### OBJECTIVE
Give back every line exactly as it appears, pictures excluded.

________

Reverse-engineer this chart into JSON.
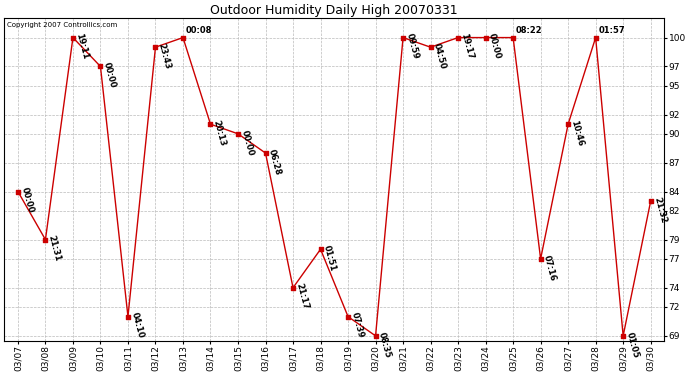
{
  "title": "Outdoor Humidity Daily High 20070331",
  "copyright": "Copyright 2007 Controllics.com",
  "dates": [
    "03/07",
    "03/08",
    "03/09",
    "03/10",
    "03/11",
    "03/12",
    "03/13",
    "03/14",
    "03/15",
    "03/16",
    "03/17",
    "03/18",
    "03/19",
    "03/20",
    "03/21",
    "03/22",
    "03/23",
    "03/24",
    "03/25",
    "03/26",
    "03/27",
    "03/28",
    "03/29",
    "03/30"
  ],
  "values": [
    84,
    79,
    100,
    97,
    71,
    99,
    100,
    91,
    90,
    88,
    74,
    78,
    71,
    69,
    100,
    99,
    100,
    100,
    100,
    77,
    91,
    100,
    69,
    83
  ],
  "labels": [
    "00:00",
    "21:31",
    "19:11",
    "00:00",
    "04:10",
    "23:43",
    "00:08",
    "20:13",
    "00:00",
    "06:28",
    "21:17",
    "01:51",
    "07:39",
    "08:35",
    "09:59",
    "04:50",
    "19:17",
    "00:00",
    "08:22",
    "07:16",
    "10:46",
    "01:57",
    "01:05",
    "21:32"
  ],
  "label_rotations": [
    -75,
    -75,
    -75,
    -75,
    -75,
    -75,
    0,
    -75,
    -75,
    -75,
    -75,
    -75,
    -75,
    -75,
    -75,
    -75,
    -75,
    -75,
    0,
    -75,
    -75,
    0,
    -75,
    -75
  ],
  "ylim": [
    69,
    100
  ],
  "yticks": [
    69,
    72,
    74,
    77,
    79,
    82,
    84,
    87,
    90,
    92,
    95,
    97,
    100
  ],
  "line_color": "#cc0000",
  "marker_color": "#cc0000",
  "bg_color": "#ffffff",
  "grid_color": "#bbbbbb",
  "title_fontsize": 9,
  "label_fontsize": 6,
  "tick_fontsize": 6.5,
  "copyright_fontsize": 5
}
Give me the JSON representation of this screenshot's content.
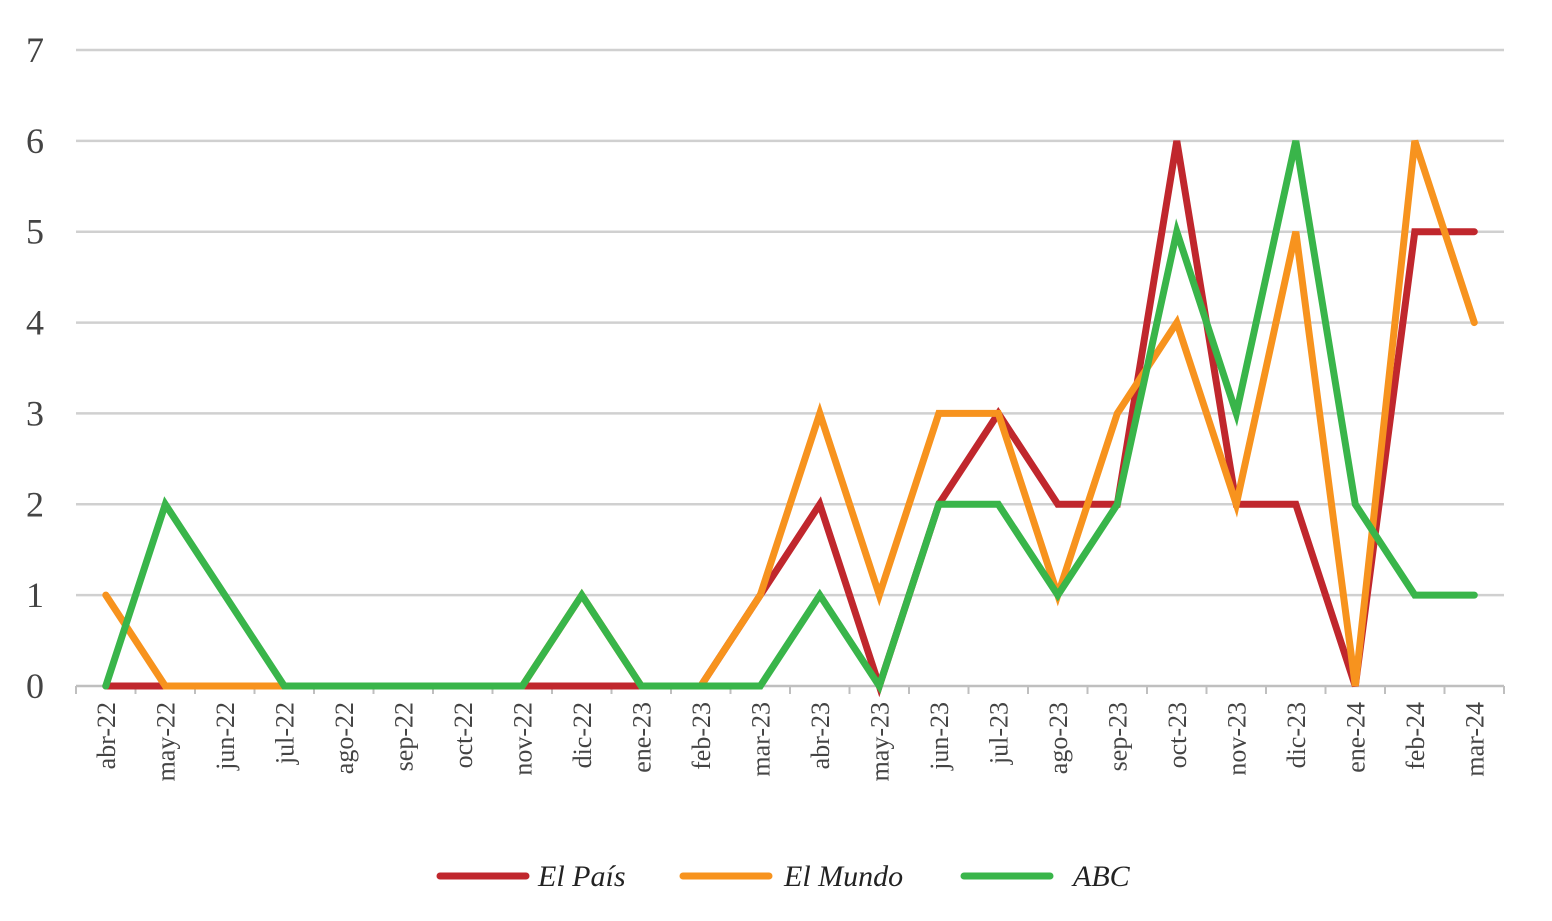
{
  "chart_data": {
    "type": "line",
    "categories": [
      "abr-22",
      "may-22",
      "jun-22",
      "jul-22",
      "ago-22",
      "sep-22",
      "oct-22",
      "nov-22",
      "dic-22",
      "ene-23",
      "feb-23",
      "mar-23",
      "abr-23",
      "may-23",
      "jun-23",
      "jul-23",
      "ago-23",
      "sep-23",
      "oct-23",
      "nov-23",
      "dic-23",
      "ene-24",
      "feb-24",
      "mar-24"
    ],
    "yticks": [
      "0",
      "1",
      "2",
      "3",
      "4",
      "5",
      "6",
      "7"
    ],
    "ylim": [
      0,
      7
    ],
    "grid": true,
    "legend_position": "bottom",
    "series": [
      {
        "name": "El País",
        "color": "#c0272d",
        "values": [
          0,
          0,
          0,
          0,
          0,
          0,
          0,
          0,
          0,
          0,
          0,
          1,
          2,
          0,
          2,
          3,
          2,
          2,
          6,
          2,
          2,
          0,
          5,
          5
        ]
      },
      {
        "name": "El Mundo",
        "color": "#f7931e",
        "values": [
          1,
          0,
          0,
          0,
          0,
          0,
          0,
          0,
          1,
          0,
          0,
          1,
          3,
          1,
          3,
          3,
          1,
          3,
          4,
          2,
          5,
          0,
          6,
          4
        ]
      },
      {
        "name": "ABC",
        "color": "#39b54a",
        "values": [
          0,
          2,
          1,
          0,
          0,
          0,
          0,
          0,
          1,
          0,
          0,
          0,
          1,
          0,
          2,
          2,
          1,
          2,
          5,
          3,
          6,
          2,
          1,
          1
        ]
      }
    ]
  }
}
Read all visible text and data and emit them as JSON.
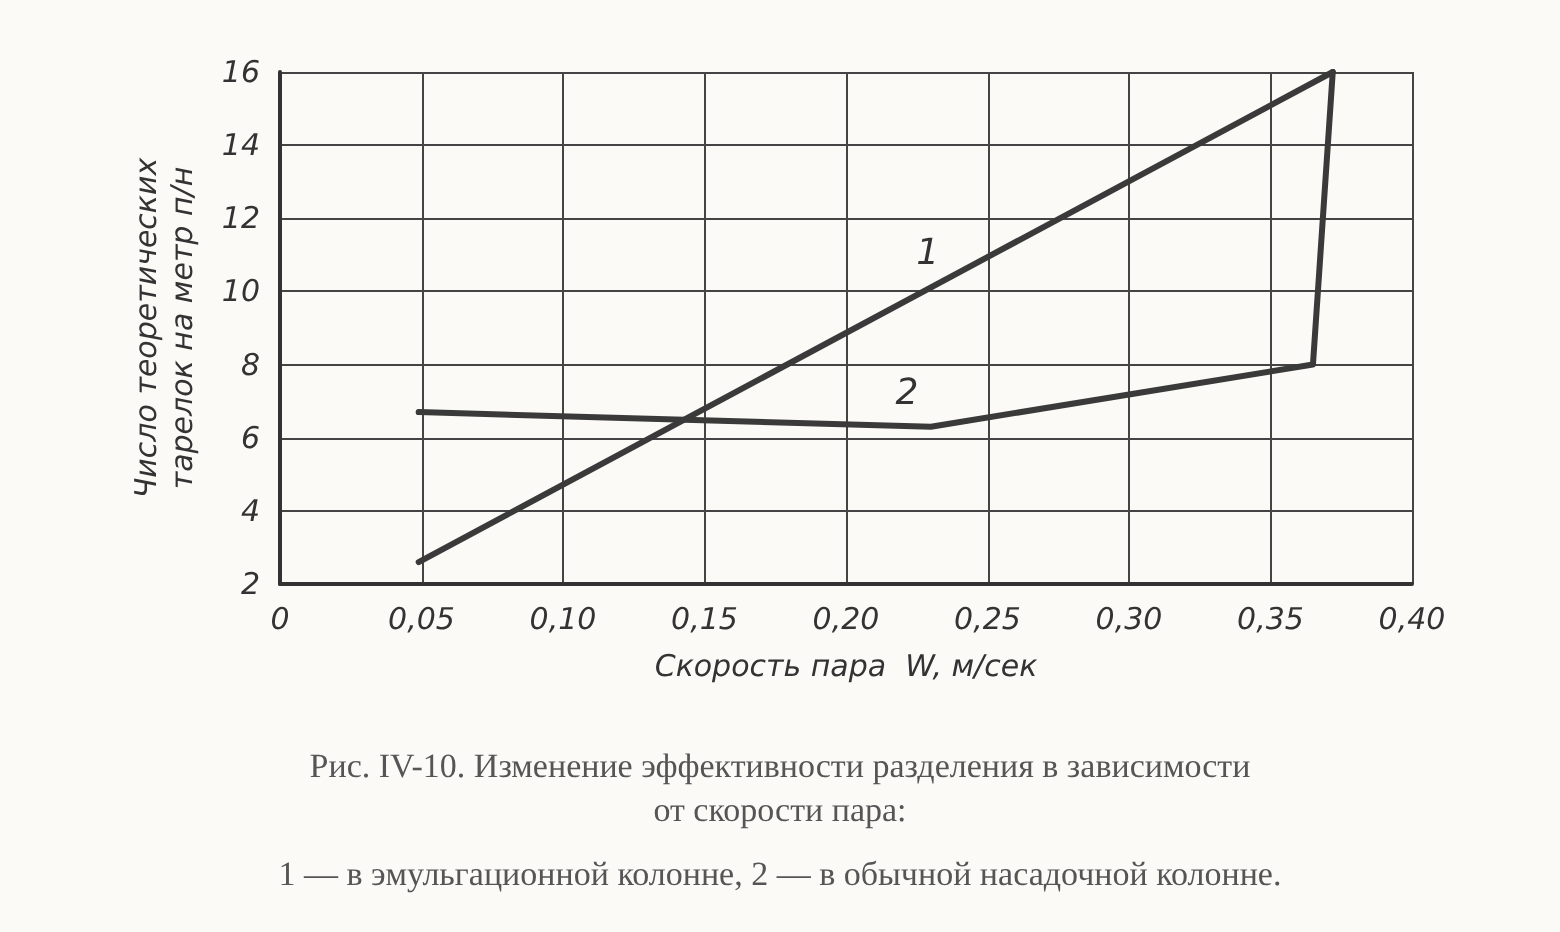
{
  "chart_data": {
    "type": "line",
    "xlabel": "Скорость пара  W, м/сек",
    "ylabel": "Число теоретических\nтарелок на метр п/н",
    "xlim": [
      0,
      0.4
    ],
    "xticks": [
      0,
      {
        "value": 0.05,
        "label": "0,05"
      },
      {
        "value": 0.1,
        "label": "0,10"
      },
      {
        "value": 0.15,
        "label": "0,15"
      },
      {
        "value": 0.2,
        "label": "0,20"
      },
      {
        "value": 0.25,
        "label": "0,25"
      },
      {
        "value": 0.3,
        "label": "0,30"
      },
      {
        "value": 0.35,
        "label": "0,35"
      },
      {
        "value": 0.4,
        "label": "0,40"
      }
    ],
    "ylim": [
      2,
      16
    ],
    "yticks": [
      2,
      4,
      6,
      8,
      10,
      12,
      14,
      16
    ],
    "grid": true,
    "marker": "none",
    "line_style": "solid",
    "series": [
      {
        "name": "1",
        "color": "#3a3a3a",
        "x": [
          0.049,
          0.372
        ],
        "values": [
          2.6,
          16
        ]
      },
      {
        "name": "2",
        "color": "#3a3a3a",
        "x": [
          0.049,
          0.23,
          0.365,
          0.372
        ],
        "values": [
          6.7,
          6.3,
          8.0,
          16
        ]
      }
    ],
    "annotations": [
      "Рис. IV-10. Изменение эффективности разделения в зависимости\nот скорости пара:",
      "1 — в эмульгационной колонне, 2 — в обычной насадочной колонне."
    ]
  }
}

________

### WRITTEN RESPONSE
Reverse-engineer this chart into JSON.
{
  "title": "Outdoor Humidity Daily High 20070331",
  "copyright": "Copyright 2007 Controllics.com",
  "dates": [
    "03/07",
    "03/08",
    "03/09",
    "03/10",
    "03/11",
    "03/12",
    "03/13",
    "03/14",
    "03/15",
    "03/16",
    "03/17",
    "03/18",
    "03/19",
    "03/20",
    "03/21",
    "03/22",
    "03/23",
    "03/24",
    "03/25",
    "03/26",
    "03/27",
    "03/28",
    "03/29",
    "03/30"
  ],
  "values": [
    84,
    79,
    100,
    97,
    71,
    99,
    100,
    91,
    90,
    88,
    74,
    78,
    71,
    69,
    100,
    99,
    100,
    100,
    100,
    77,
    91,
    100,
    69,
    83
  ],
  "labels": [
    "00:00",
    "21:31",
    "19:11",
    "00:00",
    "04:10",
    "23:43",
    "00:08",
    "20:13",
    "00:00",
    "06:28",
    "21:17",
    "01:51",
    "07:39",
    "08:35",
    "09:59",
    "04:50",
    "19:17",
    "00:00",
    "08:22",
    "07:16",
    "10:46",
    "01:57",
    "01:05",
    "21:32"
  ],
  "label_rotations": [
    -75,
    -75,
    -75,
    -75,
    -75,
    -75,
    0,
    -75,
    -75,
    -75,
    -75,
    -75,
    -75,
    -75,
    -75,
    -75,
    -75,
    -75,
    0,
    -75,
    -75,
    0,
    -75,
    -75
  ],
  "ylim": [
    69,
    100
  ],
  "yticks": [
    69,
    72,
    74,
    77,
    79,
    82,
    84,
    87,
    90,
    92,
    95,
    97,
    100
  ],
  "line_color": "#cc0000",
  "marker_color": "#cc0000",
  "bg_color": "#ffffff",
  "grid_color": "#bbbbbb",
  "title_fontsize": 9,
  "label_fontsize": 6,
  "tick_fontsize": 6.5,
  "copyright_fontsize": 5
}
Give me the JSON representation of this screenshot's content.
{
  "chart_data": {
    "type": "line",
    "categories": [
      "abr-22",
      "may-22",
      "jun-22",
      "jul-22",
      "ago-22",
      "sep-22",
      "oct-22",
      "nov-22",
      "dic-22",
      "ene-23",
      "feb-23",
      "mar-23",
      "abr-23",
      "may-23",
      "jun-23",
      "jul-23",
      "ago-23",
      "sep-23",
      "oct-23",
      "nov-23",
      "dic-23",
      "ene-24",
      "feb-24",
      "mar-24"
    ],
    "yticks": [
      "0",
      "1",
      "2",
      "3",
      "4",
      "5",
      "6",
      "7"
    ],
    "ylim": [
      0,
      7
    ],
    "grid": true,
    "legend_position": "bottom",
    "series": [
      {
        "name": "El País",
        "color": "#c0272d",
        "values": [
          0,
          0,
          0,
          0,
          0,
          0,
          0,
          0,
          0,
          0,
          0,
          1,
          2,
          0,
          2,
          3,
          2,
          2,
          6,
          2,
          2,
          0,
          5,
          5
        ]
      },
      {
        "name": "El Mundo",
        "color": "#f7931e",
        "values": [
          1,
          0,
          0,
          0,
          0,
          0,
          0,
          0,
          1,
          0,
          0,
          1,
          3,
          1,
          3,
          3,
          1,
          3,
          4,
          2,
          5,
          0,
          6,
          4
        ]
      },
      {
        "name": "ABC",
        "color": "#39b54a",
        "values": [
          0,
          2,
          1,
          0,
          0,
          0,
          0,
          0,
          1,
          0,
          0,
          0,
          1,
          0,
          2,
          2,
          1,
          2,
          5,
          3,
          6,
          2,
          1,
          1
        ]
      }
    ]
  }
}
Read all visible text and data and emit them as JSON.
{
  "chart_data": {
    "type": "line",
    "xlabel": "Скорость пара  W, м/сек",
    "ylabel": "Число теоретических\nтарелок на метр п/н",
    "xlim": [
      0,
      0.4
    ],
    "xticks": [
      0,
      {
        "value": 0.05,
        "label": "0,05"
      },
      {
        "value": 0.1,
        "label": "0,10"
      },
      {
        "value": 0.15,
        "label": "0,15"
      },
      {
        "value": 0.2,
        "label": "0,20"
      },
      {
        "value": 0.25,
        "label": "0,25"
      },
      {
        "value": 0.3,
        "label": "0,30"
      },
      {
        "value": 0.35,
        "label": "0,35"
      },
      {
        "value": 0.4,
        "label": "0,40"
      }
    ],
    "ylim": [
      2,
      16
    ],
    "yticks": [
      2,
      4,
      6,
      8,
      10,
      12,
      14,
      16
    ],
    "grid": true,
    "marker": "none",
    "line_style": "solid",
    "series": [
      {
        "name": "1",
        "color": "#3a3a3a",
        "x": [
          0.049,
          0.372
        ],
        "values": [
          2.6,
          16
        ]
      },
      {
        "name": "2",
        "color": "#3a3a3a",
        "x": [
          0.049,
          0.23,
          0.365,
          0.372
        ],
        "values": [
          6.7,
          6.3,
          8.0,
          16
        ]
      }
    ],
    "annotations": [
      "Рис. IV-10. Изменение эффективности разделения в зависимости\nот скорости пара:",
      "1 — в эмульгационной колонне, 2 — в обычной насадочной колонне."
    ]
  }
}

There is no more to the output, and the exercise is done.